(Beginning of DATASET EXCERPTS)
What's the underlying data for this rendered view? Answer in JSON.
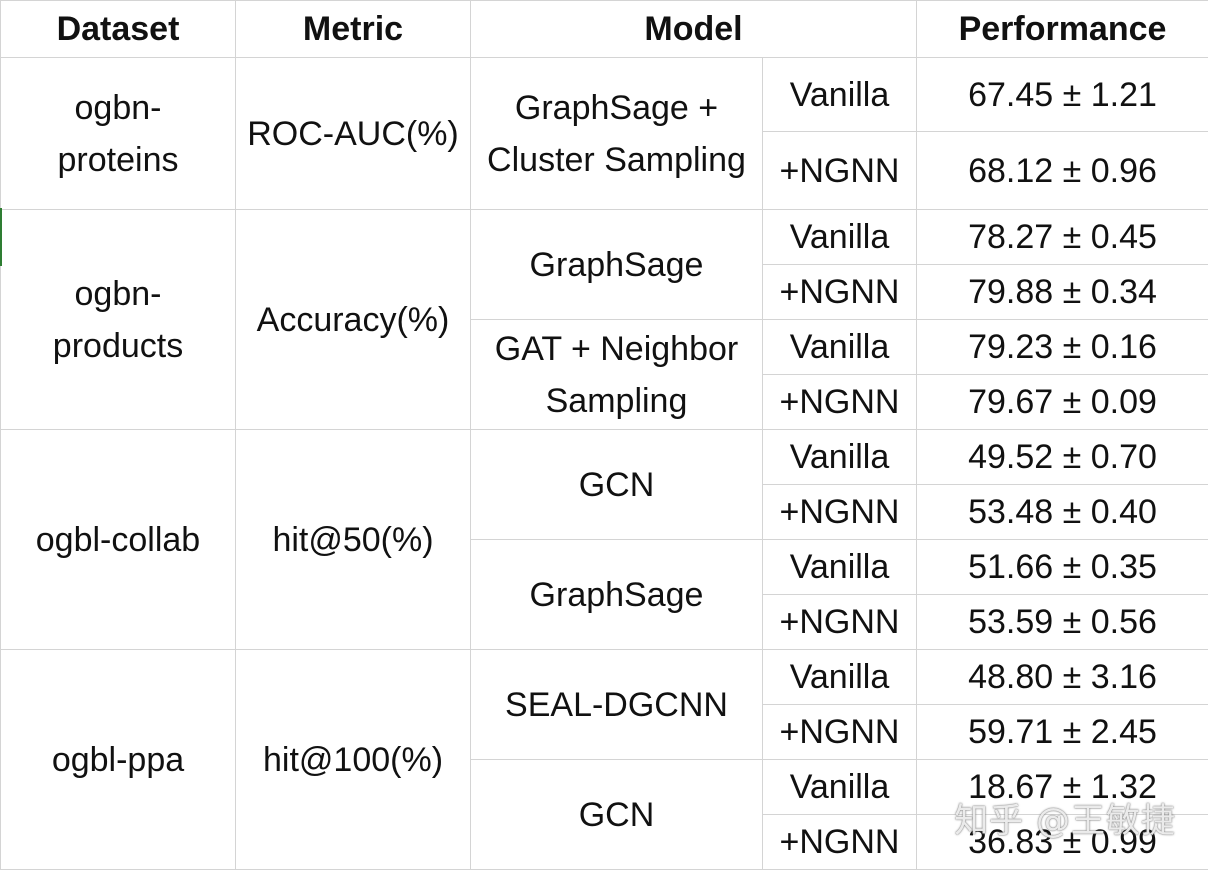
{
  "headers": {
    "dataset": "Dataset",
    "metric": "Metric",
    "model": "Model",
    "performance": "Performance"
  },
  "groups": [
    {
      "dataset": "ogbn-proteins",
      "metric": "ROC-AUC(%)",
      "models": [
        {
          "name": "GraphSage + Cluster Sampling",
          "vanilla": "67.45 ± 1.21",
          "ngnn": "68.12 ± 0.96"
        }
      ]
    },
    {
      "dataset": "ogbn-products",
      "metric": "Accuracy(%)",
      "models": [
        {
          "name": "GraphSage",
          "vanilla": "78.27 ± 0.45",
          "ngnn": "79.88 ± 0.34"
        },
        {
          "name": "GAT + Neighbor Sampling",
          "vanilla": "79.23 ± 0.16",
          "ngnn": "79.67 ± 0.09"
        }
      ]
    },
    {
      "dataset": "ogbl-collab",
      "metric": "hit@50(%)",
      "models": [
        {
          "name": "GCN",
          "vanilla": "49.52 ± 0.70",
          "ngnn": "53.48 ± 0.40"
        },
        {
          "name": "GraphSage",
          "vanilla": "51.66 ± 0.35",
          "ngnn": "53.59 ± 0.56"
        }
      ]
    },
    {
      "dataset": "ogbl-ppa",
      "metric": "hit@100(%)",
      "models": [
        {
          "name": "SEAL-DGCNN",
          "vanilla": "48.80 ± 3.16",
          "ngnn": "59.71 ± 2.45"
        },
        {
          "name": "GCN",
          "vanilla": "18.67 ± 1.32",
          "ngnn": "36.83 ± 0.99"
        }
      ]
    }
  ],
  "variant_labels": {
    "vanilla": "Vanilla",
    "ngnn": "+NGNN"
  },
  "watermark": "知乎 @王敏捷"
}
(End of DATASET EXCERPTS)
EXERCISE DESCRIPTION:
Output every entry above exactly, minus the pictures.

RESULT OF THE EXERCISE:
What's the underlying data for this rendered view? Answer in JSON.
{
  "headers": {
    "dataset": "Dataset",
    "metric": "Metric",
    "model": "Model",
    "performance": "Performance"
  },
  "groups": [
    {
      "dataset": "ogbn-proteins",
      "metric": "ROC-AUC(%)",
      "models": [
        {
          "name": "GraphSage + Cluster Sampling",
          "vanilla": "67.45 ± 1.21",
          "ngnn": "68.12 ± 0.96"
        }
      ]
    },
    {
      "dataset": "ogbn-products",
      "metric": "Accuracy(%)",
      "models": [
        {
          "name": "GraphSage",
          "vanilla": "78.27 ± 0.45",
          "ngnn": "79.88 ± 0.34"
        },
        {
          "name": "GAT + Neighbor Sampling",
          "vanilla": "79.23 ± 0.16",
          "ngnn": "79.67 ± 0.09"
        }
      ]
    },
    {
      "dataset": "ogbl-collab",
      "metric": "hit@50(%)",
      "models": [
        {
          "name": "GCN",
          "vanilla": "49.52 ± 0.70",
          "ngnn": "53.48 ± 0.40"
        },
        {
          "name": "GraphSage",
          "vanilla": "51.66 ± 0.35",
          "ngnn": "53.59 ± 0.56"
        }
      ]
    },
    {
      "dataset": "ogbl-ppa",
      "metric": "hit@100(%)",
      "models": [
        {
          "name": "SEAL-DGCNN",
          "vanilla": "48.80 ± 3.16",
          "ngnn": "59.71 ± 2.45"
        },
        {
          "name": "GCN",
          "vanilla": "18.67 ± 1.32",
          "ngnn": "36.83 ± 0.99"
        }
      ]
    }
  ],
  "variant_labels": {
    "vanilla": "Vanilla",
    "ngnn": "+NGNN"
  },
  "watermark": "知乎 @王敏捷"
}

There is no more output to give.